* [Exercise requirements]: Every record should be copied exactly, except that pictures are to be omitted.

--- START ---

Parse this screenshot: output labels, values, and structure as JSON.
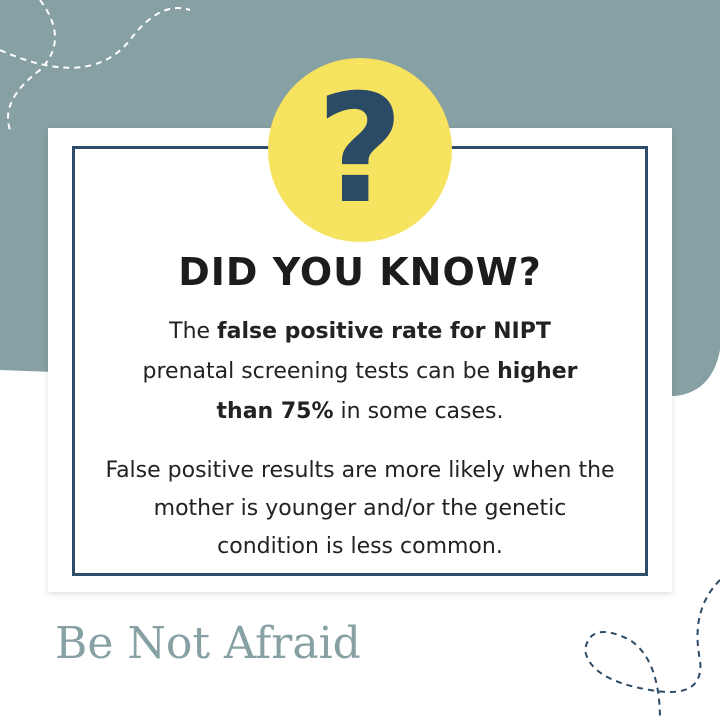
{
  "badge": "?",
  "heading": "DID YOU KNOW?",
  "paragraph1": [
    {
      "text": "The ",
      "bold": false
    },
    {
      "text": "false positive rate for NIPT",
      "bold": true
    },
    {
      "text": " prenatal screening tests can be ",
      "bold": false
    },
    {
      "text": "higher than 75%",
      "bold": true
    },
    {
      "text": " in some cases.",
      "bold": false
    }
  ],
  "paragraph2": "False positive results are more likely when the mother is younger and/or the genetic condition is less common.",
  "brand": "Be Not Afraid"
}
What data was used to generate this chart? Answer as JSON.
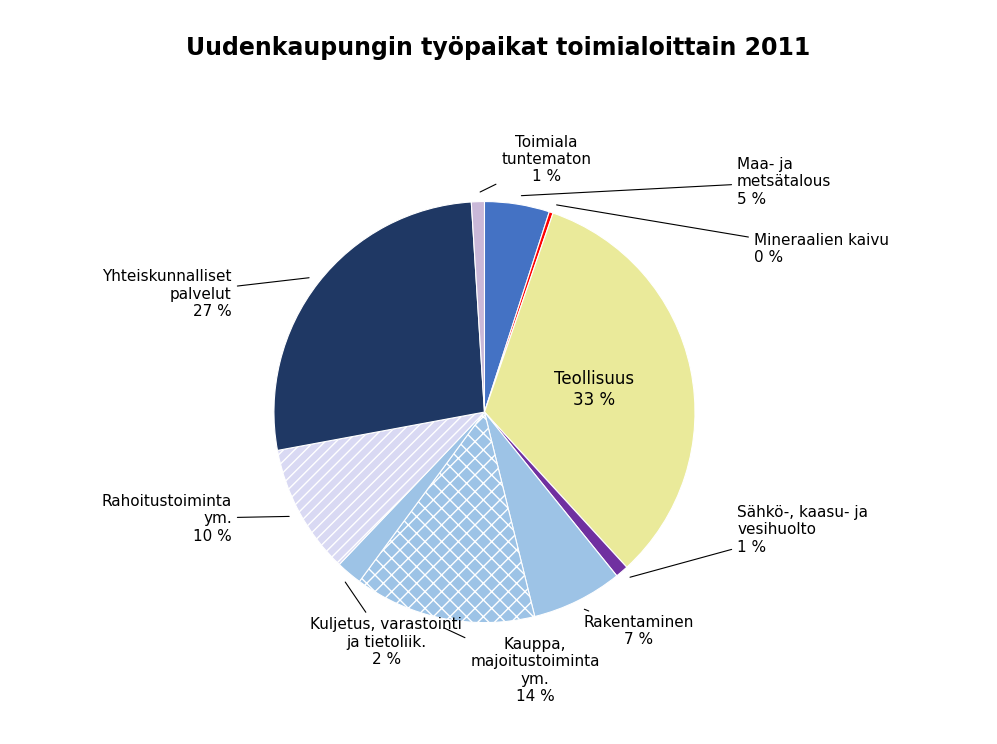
{
  "title": "Uudenkaupungin työpaikat toimialoittain 2011",
  "slices": [
    {
      "label": "Maa- ja\nmetsätalous\n5 %",
      "value": 5,
      "color": "#4472C4",
      "hatch": null
    },
    {
      "label": "Mineraalien kaivu\n0 %",
      "value": 0.3,
      "color": "#FF0000",
      "hatch": null
    },
    {
      "label": "Teollisuus\n33 %",
      "value": 33,
      "color": "#EAEA9A",
      "hatch": null
    },
    {
      "label": "Sähkö-, kaasu- ja\nvesihuolto\n1 %",
      "value": 1,
      "color": "#7030A0",
      "hatch": null
    },
    {
      "label": "Rakentaminen\n7 %",
      "value": 7,
      "color": "#9DC3E6",
      "hatch": null
    },
    {
      "label": "Kauppa,\nmajoitustoiminta\nym.\n14 %",
      "value": 14,
      "color": "#9DC3E6",
      "hatch": "xx"
    },
    {
      "label": "Kuljetus, varastointi\nja tietoliik.\n2 %",
      "value": 2,
      "color": "#9DC3E6",
      "hatch": null
    },
    {
      "label": "Rahoitustoiminta\nym.\n10 %",
      "value": 10,
      "color": "#D9D9F3",
      "hatch": "///"
    },
    {
      "label": "Yhteiskunnalliset\npalvelut\n27 %",
      "value": 27,
      "color": "#1F3864",
      "hatch": null
    },
    {
      "label": "Toimiala\ntuntematon\n1 %",
      "value": 1,
      "color": "#C9B8D8",
      "hatch": null
    }
  ],
  "title_fontsize": 17,
  "label_fontsize": 11,
  "bg_color": "#FFFFFF",
  "figsize": [
    9.97,
    7.44
  ],
  "dpi": 100
}
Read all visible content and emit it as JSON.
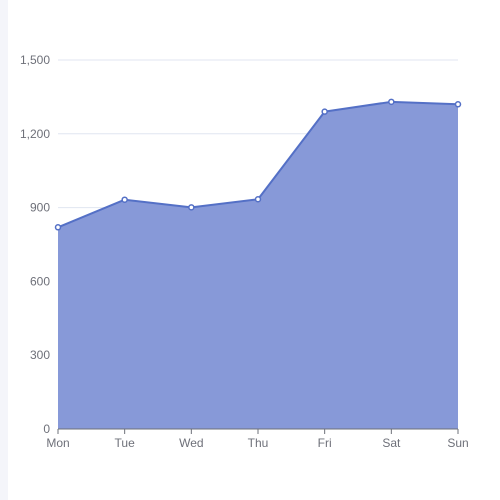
{
  "chart_data": {
    "type": "area",
    "categories": [
      "Mon",
      "Tue",
      "Wed",
      "Thu",
      "Fri",
      "Sat",
      "Sun"
    ],
    "series": [
      {
        "values": [
          820,
          932,
          901,
          934,
          1290,
          1330,
          1320
        ]
      }
    ],
    "y_ticks": [
      "0",
      "300",
      "600",
      "900",
      "1,200",
      "1,500"
    ],
    "ylim": [
      0,
      1500
    ],
    "grid": true,
    "colors": {
      "area": "#8799d8",
      "line": "#5470c6",
      "grid": "#e0e6f1",
      "axis": "#6e7079",
      "point_fill": "#ffffff"
    }
  }
}
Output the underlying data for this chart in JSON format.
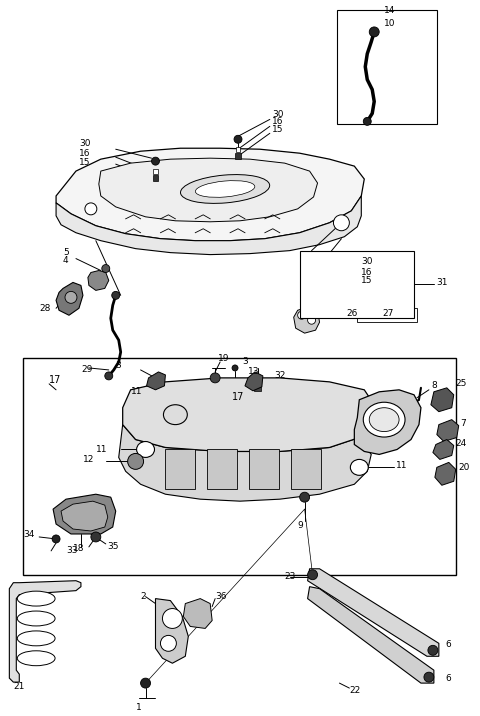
{
  "bg_color": "#ffffff",
  "lc": "#000000",
  "figsize": [
    4.8,
    7.16
  ],
  "dpi": 100,
  "fs": 6.5,
  "fw": "normal"
}
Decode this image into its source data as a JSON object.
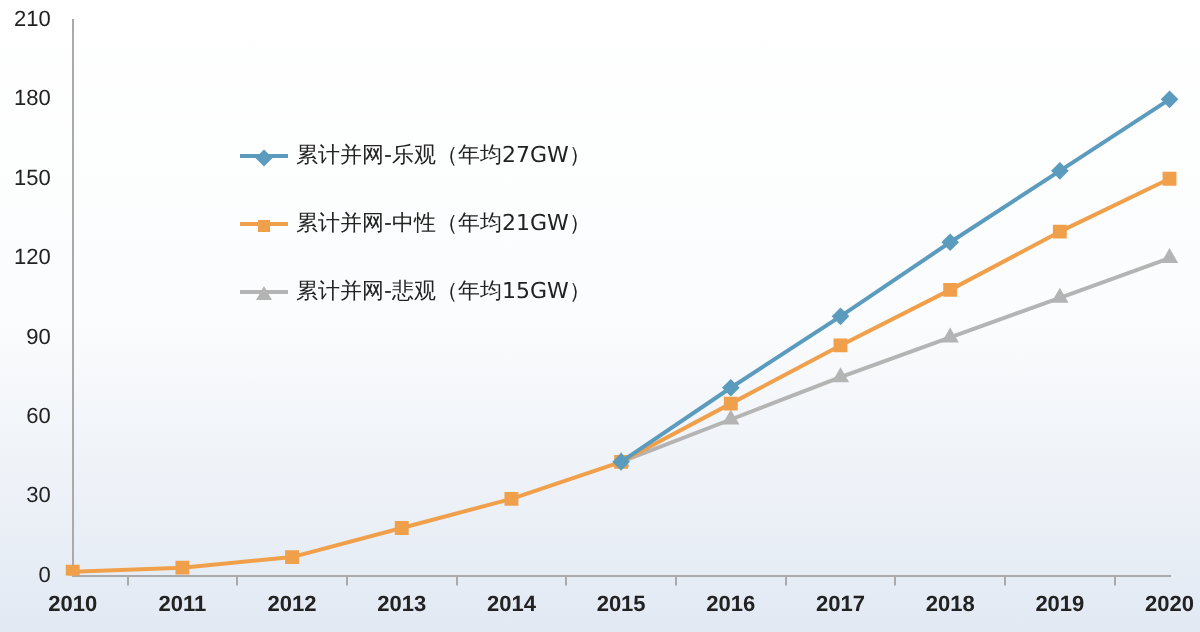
{
  "chart_data": {
    "type": "line",
    "categories": [
      "2010",
      "2011",
      "2012",
      "2013",
      "2014",
      "2015",
      "2016",
      "2017",
      "2018",
      "2019",
      "2020"
    ],
    "series": [
      {
        "name": "累计并网-乐观（年均27GW）",
        "color": "#5b9bbd",
        "marker": "diamond",
        "values": [
          null,
          null,
          null,
          null,
          null,
          43,
          71,
          98,
          126,
          153,
          180
        ]
      },
      {
        "name": "累计并网-中性（年均21GW）",
        "color": "#f0a04b",
        "marker": "square",
        "values": [
          1.5,
          3,
          7,
          18,
          29,
          43,
          65,
          87,
          108,
          130,
          150
        ]
      },
      {
        "name": "累计并网-悲观（年均15GW）",
        "color": "#b4b4b4",
        "marker": "triangle",
        "values": [
          null,
          null,
          null,
          null,
          null,
          43,
          59,
          75,
          90,
          105,
          120
        ]
      }
    ],
    "ylim": [
      0,
      210
    ],
    "yticks": [
      0,
      30,
      60,
      90,
      120,
      150,
      180,
      210
    ],
    "grid": false,
    "legend": "top left"
  }
}
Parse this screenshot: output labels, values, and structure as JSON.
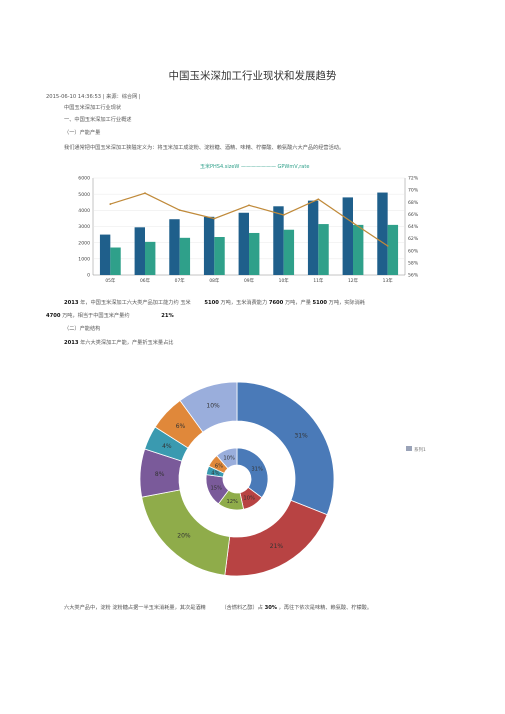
{
  "doc": {
    "title": "中国玉米深加工行业现状和发展趋势",
    "meta": "2015-06-10 14:36:53 | 来源：综合网 |",
    "heading1": "中国玉米深加工行业现状",
    "heading2": "一、中国玉米深加工行业概述",
    "section1": "（一）产能产量",
    "para1": "我们通常把中国玉米深加工狭隘定义为：将玉米加工成淀粉、淀粉糖、酒精、味精、柠檬酸、赖氨酸六大产品的经营活动。",
    "para2_a": "2013",
    "para2_b": "年，中国玉米深加工六大类产品加工能力约 玉米",
    "para2_c": "5100",
    "para2_d": "万吨，玉米消费能力",
    "para2_e": "7600",
    "para2_f": "万吨，产量",
    "para2_g": "5100",
    "para2_h": "万吨，实际消耗",
    "para2_i": "4700",
    "para2_j": "万吨，相当于中国玉米产量约",
    "para2_k": "21%",
    "section2": "（二）产能结构",
    "para3_a": "2013",
    "para3_b": "年六大类深加工产能，产量折玉米量占比",
    "para4_a": "六大类产品中，淀粉",
    "para4_b": "淀粉糖占据一半玉米消耗量，其次是酒精",
    "para4_c": "（含燃料乙醇）占",
    "para4_d": "30%",
    "para4_e": "，再往下依次是味精、赖氨酸、柠檬酸。"
  },
  "chart_data": [
    {
      "type": "bar",
      "legend_text": "玉米PHS4.sizeW ——————— GPWmV,rate",
      "categories": [
        "05年",
        "06年",
        "07年",
        "08年",
        "09年",
        "10年",
        "11年",
        "12年",
        "13年"
      ],
      "series": [
        {
          "values": [
            2500,
            2950,
            3450,
            3600,
            3850,
            4250,
            4600,
            4800,
            5100
          ]
        },
        {
          "values": [
            1700,
            2050,
            2300,
            2350,
            2600,
            2800,
            3150,
            3100,
            3100
          ]
        },
        {
          "values": [
            0.677,
            0.695,
            0.667,
            0.653,
            0.675,
            0.659,
            0.685,
            0.646,
            0.608
          ]
        }
      ],
      "y_ticks": [
        "6000",
        "5000",
        "4000",
        "3000",
        "2000",
        "1000",
        "0"
      ],
      "y2_ticks": [
        "72%",
        "70%",
        "68%",
        "66%",
        "64%",
        "62%",
        "60%",
        "58%",
        "56%"
      ],
      "ylim": [
        0,
        6000
      ],
      "y2lim": [
        0.56,
        0.72
      ],
      "colors": {
        "bar1": "#1f5f8b",
        "bar2": "#2fa08a",
        "line": "#c08a3a"
      }
    },
    {
      "type": "pie",
      "legend_text": "系列1",
      "outer": {
        "labels": [
          "31%",
          "21%",
          "20%",
          "8%",
          "4%",
          "6%",
          "10%"
        ],
        "values": [
          31,
          21,
          20,
          8,
          4,
          6,
          10
        ]
      },
      "inner": {
        "labels": [
          "31%",
          "10%",
          "12%",
          "15%",
          "4%",
          "6%",
          "10%"
        ],
        "values": [
          31,
          10,
          12,
          15,
          4,
          6,
          10
        ]
      },
      "colors": [
        "#4a7ab8",
        "#b84343",
        "#8fac4a",
        "#7a5a9a",
        "#3a9ab0",
        "#e0883a",
        "#9aaedc"
      ]
    }
  ]
}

--- END ---

* [Response]:
Parse this screenshot: output labels, values, and structure as JSON.
{
  "badge": "?",
  "heading": "DID YOU KNOW?",
  "paragraph1": [
    {
      "text": "The ",
      "bold": false
    },
    {
      "text": "false positive rate for NIPT",
      "bold": true
    },
    {
      "text": " prenatal screening tests can be ",
      "bold": false
    },
    {
      "text": "higher than 75%",
      "bold": true
    },
    {
      "text": " in some cases.",
      "bold": false
    }
  ],
  "paragraph2": "False positive results are more likely when the mother is younger and/or the genetic condition is less common.",
  "brand": "Be Not Afraid"
}
What data was used to generate this chart? Answer as JSON.
{
  "title": "Uudenkaupungin työpaikat toimialoittain 2011",
  "slices": [
    {
      "label": "Maa- ja\nmetsätalous\n5 %",
      "value": 5,
      "color": "#4472C4",
      "hatch": null
    },
    {
      "label": "Mineraalien kaivu\n0 %",
      "value": 0.3,
      "color": "#FF0000",
      "hatch": null
    },
    {
      "label": "Teollisuus\n33 %",
      "value": 33,
      "color": "#EAEA9A",
      "hatch": null
    },
    {
      "label": "Sähkö-, kaasu- ja\nvesihuolto\n1 %",
      "value": 1,
      "color": "#7030A0",
      "hatch": null
    },
    {
      "label": "Rakentaminen\n7 %",
      "value": 7,
      "color": "#9DC3E6",
      "hatch": null
    },
    {
      "label": "Kauppa,\nmajoitustoiminta\nym.\n14 %",
      "value": 14,
      "color": "#9DC3E6",
      "hatch": "xx"
    },
    {
      "label": "Kuljetus, varastointi\nja tietoliik.\n2 %",
      "value": 2,
      "color": "#9DC3E6",
      "hatch": null
    },
    {
      "label": "Rahoitustoiminta\nym.\n10 %",
      "value": 10,
      "color": "#D9D9F3",
      "hatch": "///"
    },
    {
      "label": "Yhteiskunnalliset\npalvelut\n27 %",
      "value": 27,
      "color": "#1F3864",
      "hatch": null
    },
    {
      "label": "Toimiala\ntuntematon\n1 %",
      "value": 1,
      "color": "#C9B8D8",
      "hatch": null
    }
  ],
  "title_fontsize": 17,
  "label_fontsize": 11,
  "bg_color": "#FFFFFF",
  "figsize": [
    9.97,
    7.44
  ],
  "dpi": 100
}
Read all visible content and emit it as JSON.
{
  "chart_data": {
    "type": "area",
    "categories": [
      "Mon",
      "Tue",
      "Wed",
      "Thu",
      "Fri",
      "Sat",
      "Sun"
    ],
    "series": [
      {
        "values": [
          820,
          932,
          901,
          934,
          1290,
          1330,
          1320
        ]
      }
    ],
    "y_ticks": [
      "0",
      "300",
      "600",
      "900",
      "1,200",
      "1,500"
    ],
    "ylim": [
      0,
      1500
    ],
    "grid": true,
    "colors": {
      "area": "#8799d8",
      "line": "#5470c6",
      "grid": "#e0e6f1",
      "axis": "#6e7079",
      "point_fill": "#ffffff"
    }
  }
}
Output the underlying data for this chart in JSON format.
{
  "bg_color": "#ffffff",
  "lc": "#000000",
  "figsize": [
    4.8,
    7.16
  ],
  "dpi": 100,
  "fs": 6.5,
  "fw": "normal"
}
Decode this image into its source data as a JSON object.
{
  "chart_data": {
    "type": "line",
    "categories": [
      "2010",
      "2011",
      "2012",
      "2013",
      "2014",
      "2015",
      "2016",
      "2017",
      "2018",
      "2019",
      "2020"
    ],
    "series": [
      {
        "name": "累计并网-乐观（年均27GW）",
        "color": "#5b9bbd",
        "marker": "diamond",
        "values": [
          null,
          null,
          null,
          null,
          null,
          43,
          71,
          98,
          126,
          153,
          180
        ]
      },
      {
        "name": "累计并网-中性（年均21GW）",
        "color": "#f0a04b",
        "marker": "square",
        "values": [
          1.5,
          3,
          7,
          18,
          29,
          43,
          65,
          87,
          108,
          130,
          150
        ]
      },
      {
        "name": "累计并网-悲观（年均15GW）",
        "color": "#b4b4b4",
        "marker": "triangle",
        "values": [
          null,
          null,
          null,
          null,
          null,
          43,
          59,
          75,
          90,
          105,
          120
        ]
      }
    ],
    "ylim": [
      0,
      210
    ],
    "yticks": [
      0,
      30,
      60,
      90,
      120,
      150,
      180,
      210
    ],
    "grid": false,
    "legend": "top left"
  }
}
Parse this screenshot: output labels, values, and structure as JSON.
{
  "doc": {
    "title": "中国玉米深加工行业现状和发展趋势",
    "meta": "2015-06-10 14:36:53 | 来源：综合网 |",
    "heading1": "中国玉米深加工行业现状",
    "heading2": "一、中国玉米深加工行业概述",
    "section1": "（一）产能产量",
    "para1": "我们通常把中国玉米深加工狭隘定义为：将玉米加工成淀粉、淀粉糖、酒精、味精、柠檬酸、赖氨酸六大产品的经营活动。",
    "para2_a": "2013",
    "para2_b": "年，中国玉米深加工六大类产品加工能力约 玉米",
    "para2_c": "5100",
    "para2_d": "万吨，玉米消费能力",
    "para2_e": "7600",
    "para2_f": "万吨，产量",
    "para2_g": "5100",
    "para2_h": "万吨，实际消耗",
    "para2_i": "4700",
    "para2_j": "万吨，相当于中国玉米产量约",
    "para2_k": "21%",
    "section2": "（二）产能结构",
    "para3_a": "2013",
    "para3_b": "年六大类深加工产能，产量折玉米量占比",
    "para4_a": "六大类产品中，淀粉",
    "para4_b": "淀粉糖占据一半玉米消耗量，其次是酒精",
    "para4_c": "（含燃料乙醇）占",
    "para4_d": "30%",
    "para4_e": "，再往下依次是味精、赖氨酸、柠檬酸。"
  },
  "chart_data": [
    {
      "type": "bar",
      "legend_text": "玉米PHS4.sizeW ——————— GPWmV,rate",
      "categories": [
        "05年",
        "06年",
        "07年",
        "08年",
        "09年",
        "10年",
        "11年",
        "12年",
        "13年"
      ],
      "series": [
        {
          "values": [
            2500,
            2950,
            3450,
            3600,
            3850,
            4250,
            4600,
            4800,
            5100
          ]
        },
        {
          "values": [
            1700,
            2050,
            2300,
            2350,
            2600,
            2800,
            3150,
            3100,
            3100
          ]
        },
        {
          "values": [
            0.677,
            0.695,
            0.667,
            0.653,
            0.675,
            0.659,
            0.685,
            0.646,
            0.608
          ]
        }
      ],
      "y_ticks": [
        "6000",
        "5000",
        "4000",
        "3000",
        "2000",
        "1000",
        "0"
      ],
      "y2_ticks": [
        "72%",
        "70%",
        "68%",
        "66%",
        "64%",
        "62%",
        "60%",
        "58%",
        "56%"
      ],
      "ylim": [
        0,
        6000
      ],
      "y2lim": [
        0.56,
        0.72
      ],
      "colors": {
        "bar1": "#1f5f8b",
        "bar2": "#2fa08a",
        "line": "#c08a3a"
      }
    },
    {
      "type": "pie",
      "legend_text": "系列1",
      "outer": {
        "labels": [
          "31%",
          "21%",
          "20%",
          "8%",
          "4%",
          "6%",
          "10%"
        ],
        "values": [
          31,
          21,
          20,
          8,
          4,
          6,
          10
        ]
      },
      "inner": {
        "labels": [
          "31%",
          "10%",
          "12%",
          "15%",
          "4%",
          "6%",
          "10%"
        ],
        "values": [
          31,
          10,
          12,
          15,
          4,
          6,
          10
        ]
      },
      "colors": [
        "#4a7ab8",
        "#b84343",
        "#8fac4a",
        "#7a5a9a",
        "#3a9ab0",
        "#e0883a",
        "#9aaedc"
      ]
    }
  ]
}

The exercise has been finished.